— WORK TO COMPLETE —
Answer with one number: how many lines hold "시행되어".

— RECORDS FOR PROCESSING —
====
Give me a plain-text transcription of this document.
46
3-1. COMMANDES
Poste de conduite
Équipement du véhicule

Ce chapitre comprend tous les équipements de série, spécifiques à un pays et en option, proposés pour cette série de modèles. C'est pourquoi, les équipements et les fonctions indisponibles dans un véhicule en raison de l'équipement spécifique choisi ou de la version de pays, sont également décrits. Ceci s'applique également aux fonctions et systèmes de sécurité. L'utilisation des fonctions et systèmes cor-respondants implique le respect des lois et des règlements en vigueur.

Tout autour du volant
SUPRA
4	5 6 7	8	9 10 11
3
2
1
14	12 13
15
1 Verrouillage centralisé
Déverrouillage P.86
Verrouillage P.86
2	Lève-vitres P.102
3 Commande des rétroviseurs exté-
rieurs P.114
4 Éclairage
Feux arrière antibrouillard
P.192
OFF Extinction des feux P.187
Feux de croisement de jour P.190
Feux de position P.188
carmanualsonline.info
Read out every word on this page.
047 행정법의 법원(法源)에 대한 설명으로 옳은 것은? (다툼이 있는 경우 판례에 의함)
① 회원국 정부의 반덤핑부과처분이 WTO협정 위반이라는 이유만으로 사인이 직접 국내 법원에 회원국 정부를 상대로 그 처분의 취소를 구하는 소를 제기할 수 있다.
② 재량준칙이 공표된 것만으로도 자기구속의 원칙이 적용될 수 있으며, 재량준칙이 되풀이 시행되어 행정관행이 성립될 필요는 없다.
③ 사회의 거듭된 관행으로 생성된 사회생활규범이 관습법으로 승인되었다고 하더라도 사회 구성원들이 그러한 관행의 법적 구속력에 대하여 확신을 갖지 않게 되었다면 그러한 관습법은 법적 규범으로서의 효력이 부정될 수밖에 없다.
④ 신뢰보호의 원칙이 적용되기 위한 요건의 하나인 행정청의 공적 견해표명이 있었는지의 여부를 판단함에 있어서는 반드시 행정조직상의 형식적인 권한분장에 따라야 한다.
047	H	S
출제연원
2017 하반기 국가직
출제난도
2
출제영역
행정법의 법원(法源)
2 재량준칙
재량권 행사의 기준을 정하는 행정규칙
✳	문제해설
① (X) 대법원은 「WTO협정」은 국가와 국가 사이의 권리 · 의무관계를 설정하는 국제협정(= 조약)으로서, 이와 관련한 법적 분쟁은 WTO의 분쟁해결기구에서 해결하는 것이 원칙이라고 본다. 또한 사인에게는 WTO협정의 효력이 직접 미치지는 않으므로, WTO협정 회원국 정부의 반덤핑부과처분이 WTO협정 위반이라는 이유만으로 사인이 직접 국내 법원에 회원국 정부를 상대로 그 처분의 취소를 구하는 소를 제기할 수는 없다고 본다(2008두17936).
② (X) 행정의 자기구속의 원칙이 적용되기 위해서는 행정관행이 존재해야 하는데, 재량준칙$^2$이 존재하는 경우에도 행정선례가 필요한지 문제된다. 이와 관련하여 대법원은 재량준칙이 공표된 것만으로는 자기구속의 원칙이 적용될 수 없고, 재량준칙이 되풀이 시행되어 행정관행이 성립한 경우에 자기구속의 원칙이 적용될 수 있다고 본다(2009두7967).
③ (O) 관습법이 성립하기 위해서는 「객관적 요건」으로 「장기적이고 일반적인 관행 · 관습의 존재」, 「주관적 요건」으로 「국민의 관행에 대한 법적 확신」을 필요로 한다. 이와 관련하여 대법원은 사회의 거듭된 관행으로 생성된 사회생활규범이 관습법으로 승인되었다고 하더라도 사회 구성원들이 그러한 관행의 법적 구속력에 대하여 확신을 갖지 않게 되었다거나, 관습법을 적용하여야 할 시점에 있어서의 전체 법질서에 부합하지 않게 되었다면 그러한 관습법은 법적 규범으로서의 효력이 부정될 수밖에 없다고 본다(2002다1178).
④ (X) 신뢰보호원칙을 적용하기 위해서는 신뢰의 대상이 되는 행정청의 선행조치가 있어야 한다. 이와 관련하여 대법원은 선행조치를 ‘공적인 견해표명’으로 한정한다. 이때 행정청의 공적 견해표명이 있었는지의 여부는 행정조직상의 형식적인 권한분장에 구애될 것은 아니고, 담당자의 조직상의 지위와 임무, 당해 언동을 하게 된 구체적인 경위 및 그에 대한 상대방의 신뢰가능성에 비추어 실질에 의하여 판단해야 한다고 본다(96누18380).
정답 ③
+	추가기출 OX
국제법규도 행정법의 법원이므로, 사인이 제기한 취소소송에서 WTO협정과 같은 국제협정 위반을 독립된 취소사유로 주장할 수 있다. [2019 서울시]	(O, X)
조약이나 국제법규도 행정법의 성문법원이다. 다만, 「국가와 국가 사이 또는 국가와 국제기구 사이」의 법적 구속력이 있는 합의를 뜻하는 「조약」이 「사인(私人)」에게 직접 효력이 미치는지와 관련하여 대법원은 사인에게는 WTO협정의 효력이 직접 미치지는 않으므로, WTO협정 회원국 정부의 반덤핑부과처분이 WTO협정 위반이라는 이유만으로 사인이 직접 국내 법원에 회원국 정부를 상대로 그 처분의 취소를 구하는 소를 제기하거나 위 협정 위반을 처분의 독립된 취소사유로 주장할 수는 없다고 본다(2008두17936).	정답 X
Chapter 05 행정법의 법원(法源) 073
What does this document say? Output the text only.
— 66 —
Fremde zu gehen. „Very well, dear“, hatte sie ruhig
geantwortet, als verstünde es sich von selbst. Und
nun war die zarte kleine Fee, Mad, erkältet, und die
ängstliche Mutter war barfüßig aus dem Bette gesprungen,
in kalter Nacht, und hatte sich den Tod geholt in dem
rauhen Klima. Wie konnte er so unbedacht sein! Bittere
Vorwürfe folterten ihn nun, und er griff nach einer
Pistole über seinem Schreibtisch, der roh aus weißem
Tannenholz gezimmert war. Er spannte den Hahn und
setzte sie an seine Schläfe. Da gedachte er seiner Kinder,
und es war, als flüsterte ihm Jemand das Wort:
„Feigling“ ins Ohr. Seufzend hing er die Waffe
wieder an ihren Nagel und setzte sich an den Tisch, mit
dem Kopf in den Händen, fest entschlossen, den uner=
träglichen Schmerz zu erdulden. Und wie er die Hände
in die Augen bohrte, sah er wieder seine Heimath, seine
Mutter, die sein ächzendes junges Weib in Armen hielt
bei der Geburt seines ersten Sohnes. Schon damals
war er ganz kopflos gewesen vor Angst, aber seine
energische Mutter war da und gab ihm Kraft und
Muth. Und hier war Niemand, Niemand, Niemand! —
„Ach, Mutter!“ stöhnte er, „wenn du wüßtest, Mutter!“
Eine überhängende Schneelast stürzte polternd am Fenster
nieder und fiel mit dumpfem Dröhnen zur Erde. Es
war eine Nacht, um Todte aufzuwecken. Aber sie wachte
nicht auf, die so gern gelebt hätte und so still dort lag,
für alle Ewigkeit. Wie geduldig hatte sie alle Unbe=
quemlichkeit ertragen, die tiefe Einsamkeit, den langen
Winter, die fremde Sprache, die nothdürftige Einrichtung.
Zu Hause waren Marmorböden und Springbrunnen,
====
— RESPONSE TO THIS TASK —
2